▶ _WRITTEN PROBLEM_
Please list all lines of the material below in which the string "Average" occurs.

▶ _ROWS_
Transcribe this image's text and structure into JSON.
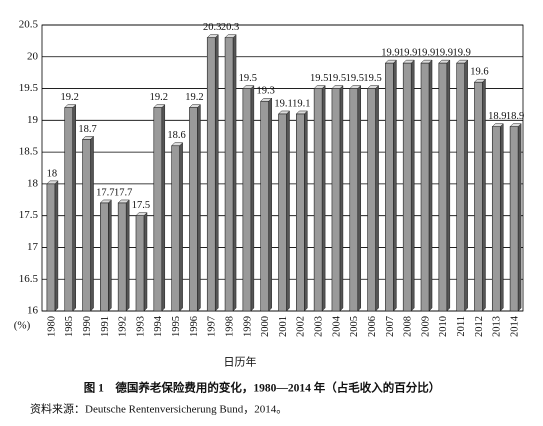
{
  "chart_data": {
    "type": "bar",
    "categories": [
      "1980",
      "1985",
      "1990",
      "1991",
      "1992",
      "1993",
      "1994",
      "1995",
      "1996",
      "1997",
      "1998",
      "1999",
      "2000",
      "2001",
      "2002",
      "2003",
      "2004",
      "2005",
      "2006",
      "2007",
      "2008",
      "2009",
      "2010",
      "2011",
      "2012",
      "2013",
      "2014"
    ],
    "values": [
      18,
      19.2,
      18.7,
      17.7,
      17.7,
      17.5,
      19.2,
      18.6,
      19.2,
      20.3,
      20.3,
      19.5,
      19.3,
      19.1,
      19.1,
      19.5,
      19.5,
      19.5,
      19.5,
      19.9,
      19.9,
      19.9,
      19.9,
      19.9,
      19.6,
      18.9,
      18.9
    ],
    "color": "#9a9a9a",
    "ylim": [
      16,
      20.5
    ],
    "yticks": [
      16,
      16.5,
      17,
      17.5,
      18,
      18.5,
      19,
      19.5,
      20,
      20.5
    ],
    "grid": true,
    "y_label": "(%)",
    "x_label": "日历年",
    "caption": "图 1　德国养老保险费用的变化，1980—2014 年（占毛收入的百分比）",
    "source": "资料来源：Deutsche Rentenversicherung Bund，2014。"
  }
}
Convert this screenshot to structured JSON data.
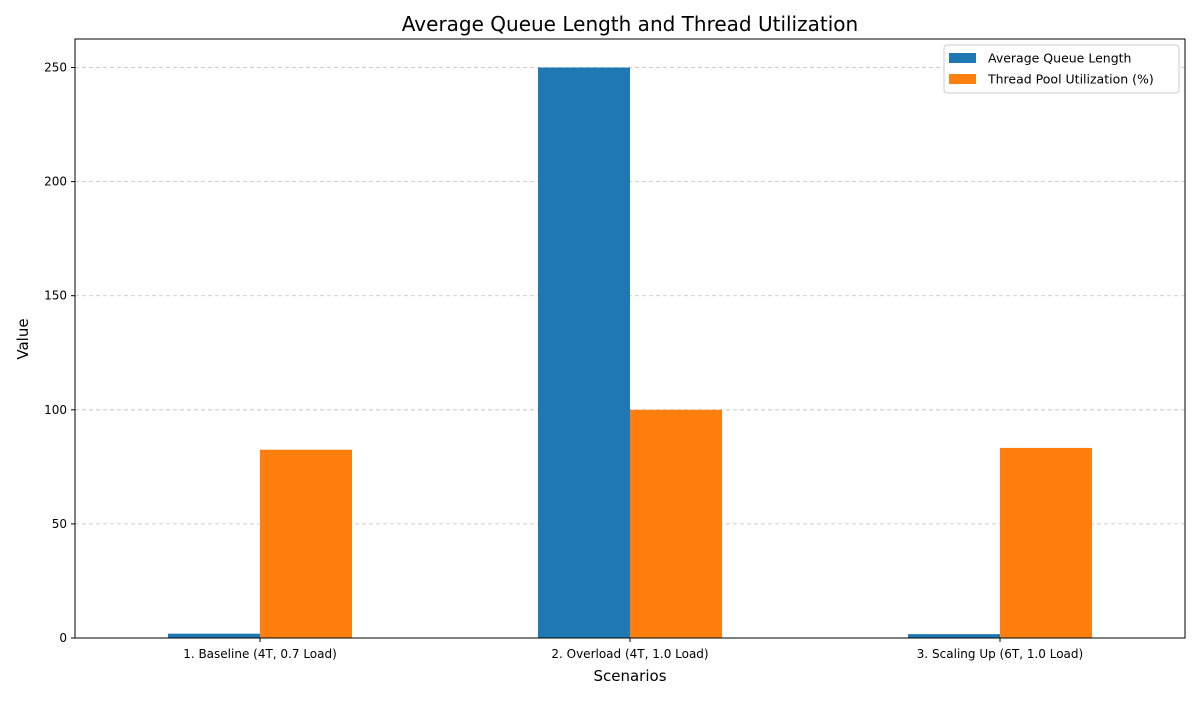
{
  "chart_data": {
    "type": "bar",
    "title": "Average Queue Length and Thread Utilization",
    "xlabel": "Scenarios",
    "ylabel": "Value",
    "categories": [
      "1. Baseline (4T, 0.7 Load)",
      "2. Overload (4T, 1.0 Load)",
      "3. Scaling Up (6T, 1.0 Load)"
    ],
    "series": [
      {
        "name": "Average Queue Length",
        "values": [
          1.9,
          250,
          1.7
        ],
        "color": "#1f77b4"
      },
      {
        "name": "Thread Pool Utilization (%)",
        "values": [
          82.5,
          100,
          83.3
        ],
        "color": "#ff7f0e"
      }
    ],
    "ylim": [
      0,
      262.5
    ],
    "yticks": [
      0,
      50,
      100,
      150,
      200,
      250
    ],
    "grid": true,
    "grid_axis": "y",
    "legend_position": "top-right"
  }
}
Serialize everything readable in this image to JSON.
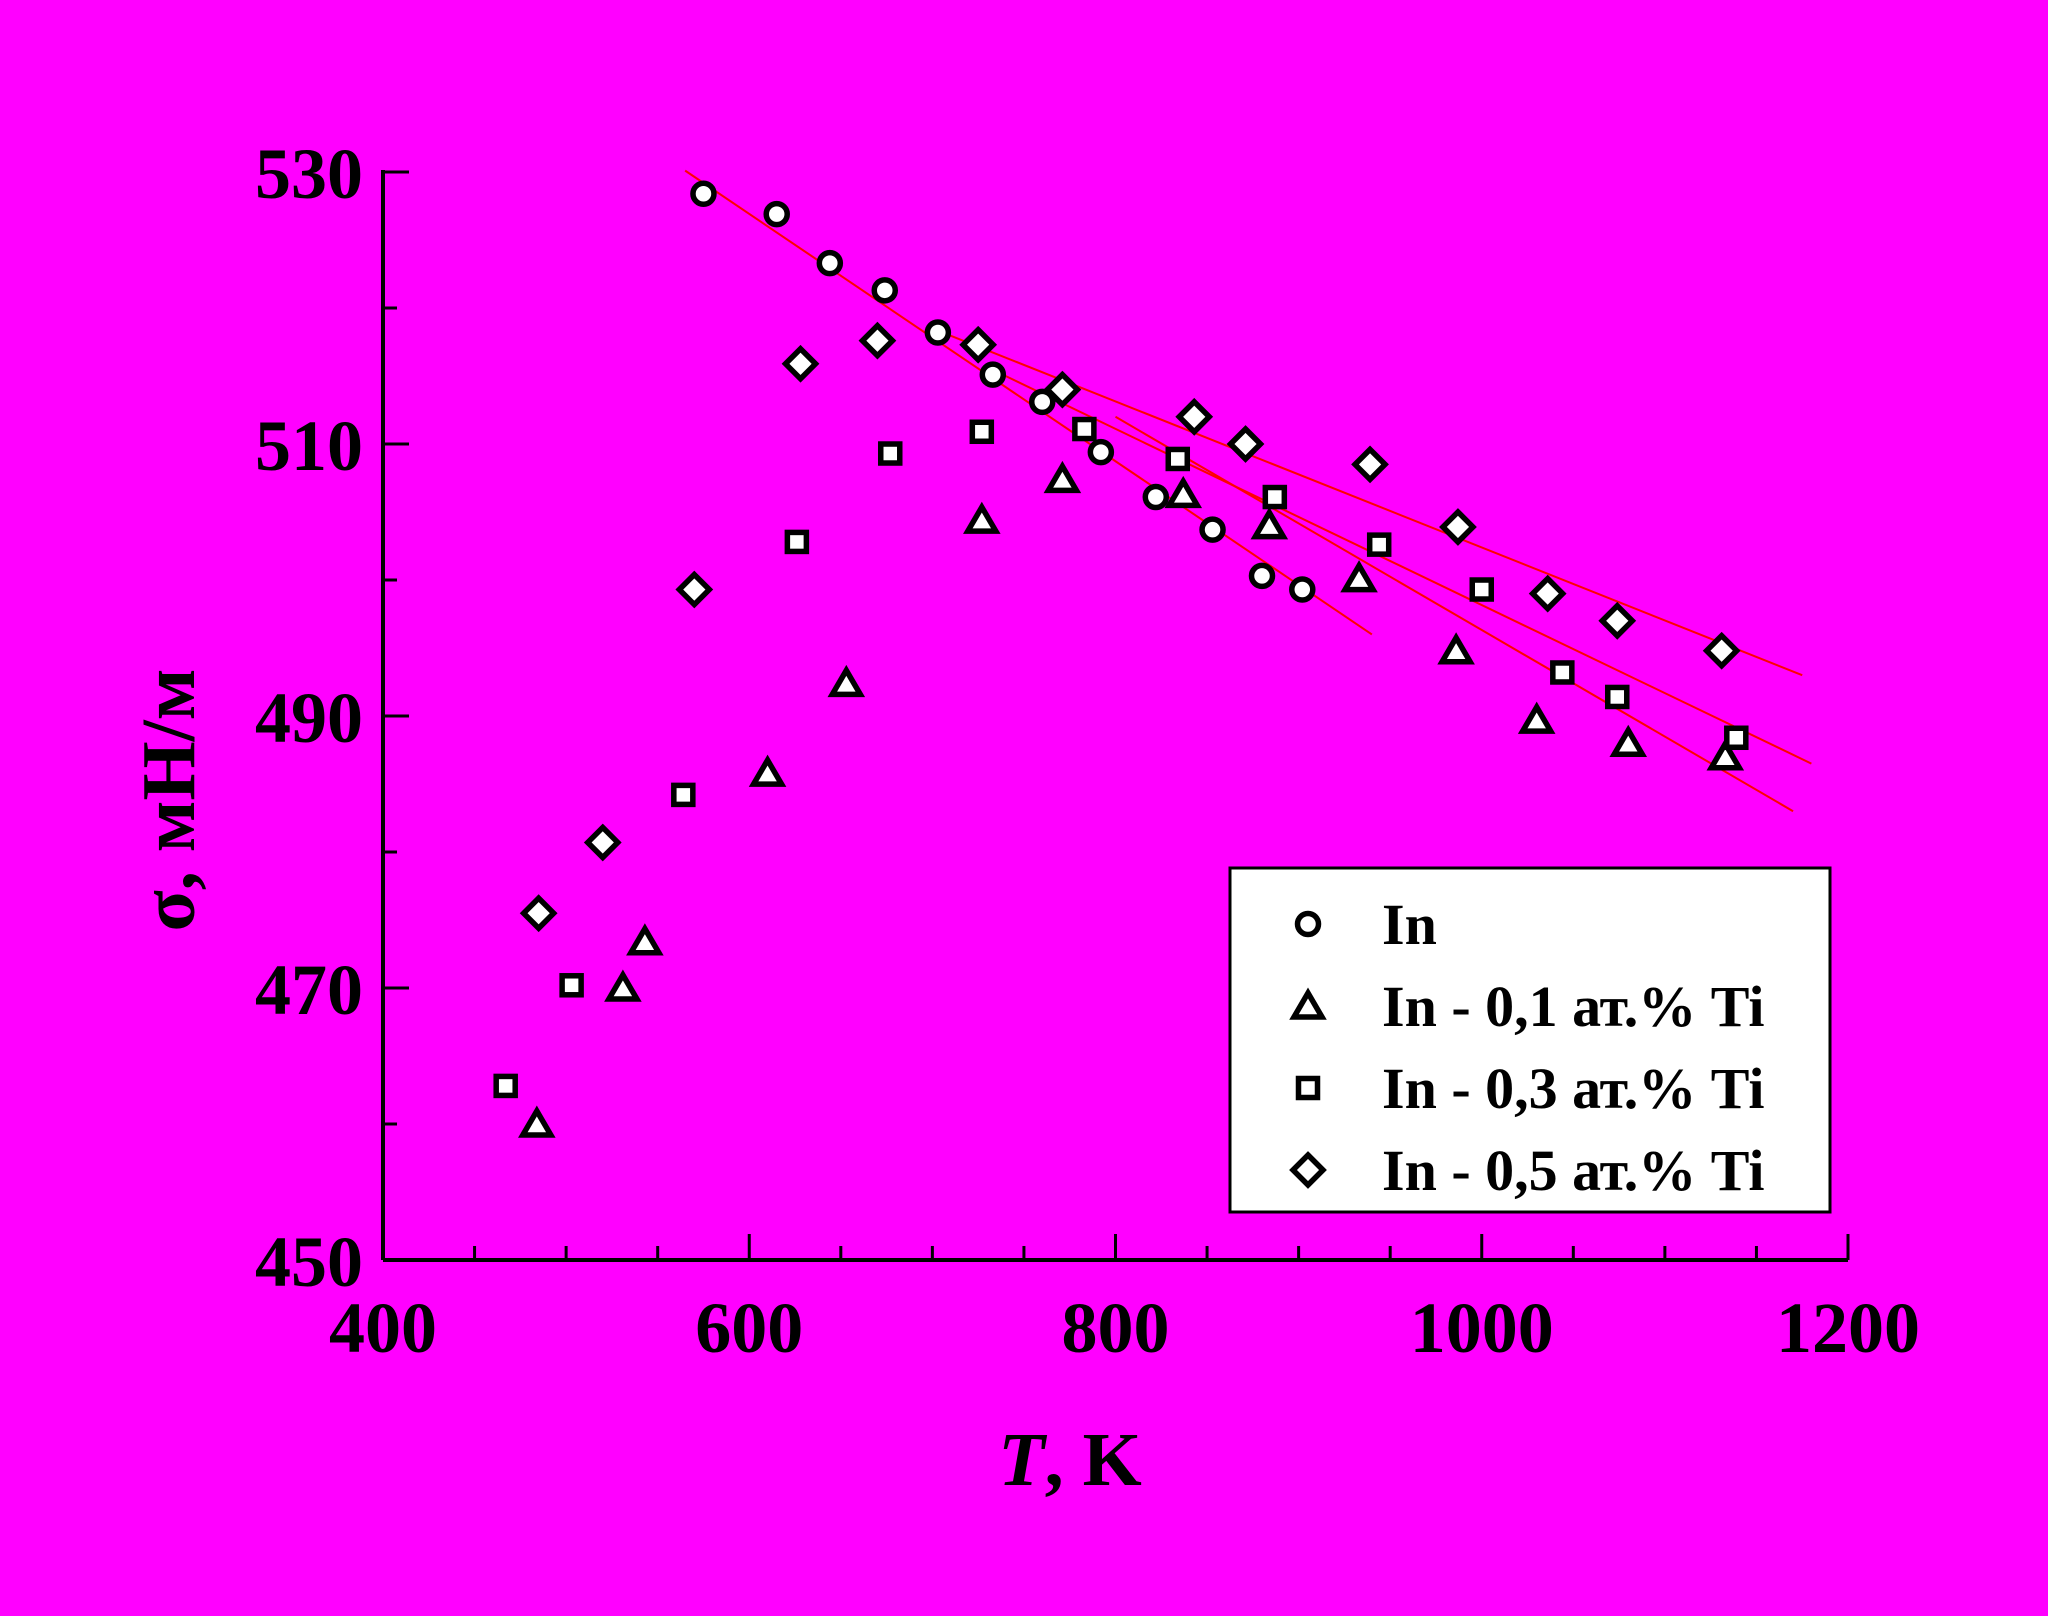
{
  "colors": {
    "background": "#FF00FF",
    "fit_line": "#FF0000",
    "marker": "#000000"
  },
  "chart_data": {
    "type": "scatter",
    "xlabel_italic": "T",
    "xlabel_rest": ", K",
    "ylabel": "σ, мН/м",
    "xlim": [
      400,
      1200
    ],
    "ylim": [
      450,
      530
    ],
    "xticks": [
      400,
      600,
      800,
      1000,
      1200
    ],
    "yticks": [
      450,
      470,
      490,
      510,
      530
    ],
    "x_minor_step": 50,
    "y_minor_step": 10,
    "legend_position": "lower-right",
    "series": [
      {
        "name": "In",
        "marker": "circle",
        "x": [
          575,
          615,
          644,
          674,
          703,
          733,
          760,
          792,
          822,
          853,
          880,
          902
        ],
        "y": [
          528.4,
          526.9,
          523.3,
          521.3,
          518.2,
          515.1,
          513.1,
          509.4,
          506.1,
          503.7,
          500.3,
          499.3
        ],
        "fit": [
          [
            565,
            530.1
          ],
          [
            940,
            496.0
          ]
        ]
      },
      {
        "name": "In - 0,1 ат.% Ti",
        "marker": "triangle",
        "x": [
          484,
          531,
          543,
          610,
          653,
          727,
          771,
          837,
          884,
          933,
          986,
          1030,
          1080,
          1133
        ],
        "y": [
          460.0,
          470.0,
          473.4,
          485.8,
          492.4,
          504.4,
          507.4,
          506.3,
          504.0,
          500.1,
          494.8,
          489.7,
          488.0,
          487.0
        ],
        "fit": [
          [
            800,
            512.0
          ],
          [
            1170,
            483.0
          ]
        ]
      },
      {
        "name": "In - 0,3 ат.% Ti",
        "marker": "square",
        "x": [
          467,
          503,
          564,
          626,
          677,
          727,
          783,
          834,
          887,
          944,
          1000,
          1044,
          1074,
          1139
        ],
        "y": [
          462.8,
          470.2,
          484.2,
          502.8,
          509.3,
          510.9,
          511.1,
          508.9,
          506.1,
          502.6,
          499.3,
          493.2,
          491.4,
          488.4
        ],
        "fit": [
          [
            740,
            515.0
          ],
          [
            1180,
            486.5
          ]
        ]
      },
      {
        "name": "In - 0,5 ат.% Ti",
        "marker": "diamond",
        "x": [
          485,
          520,
          570,
          628,
          670,
          725,
          771,
          843,
          871,
          939,
          987,
          1036,
          1074,
          1131
        ],
        "y": [
          475.5,
          480.7,
          499.3,
          515.9,
          517.6,
          517.3,
          514.0,
          512.0,
          510.0,
          508.5,
          503.9,
          499.0,
          497.0,
          494.8
        ],
        "fit": [
          [
            700,
            518.5
          ],
          [
            1175,
            493.0
          ]
        ]
      }
    ]
  }
}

▶ _RESULT BELOW_
    "title": "Average Queue Length and Thread Utilization",
        "name": "Average Queue Length",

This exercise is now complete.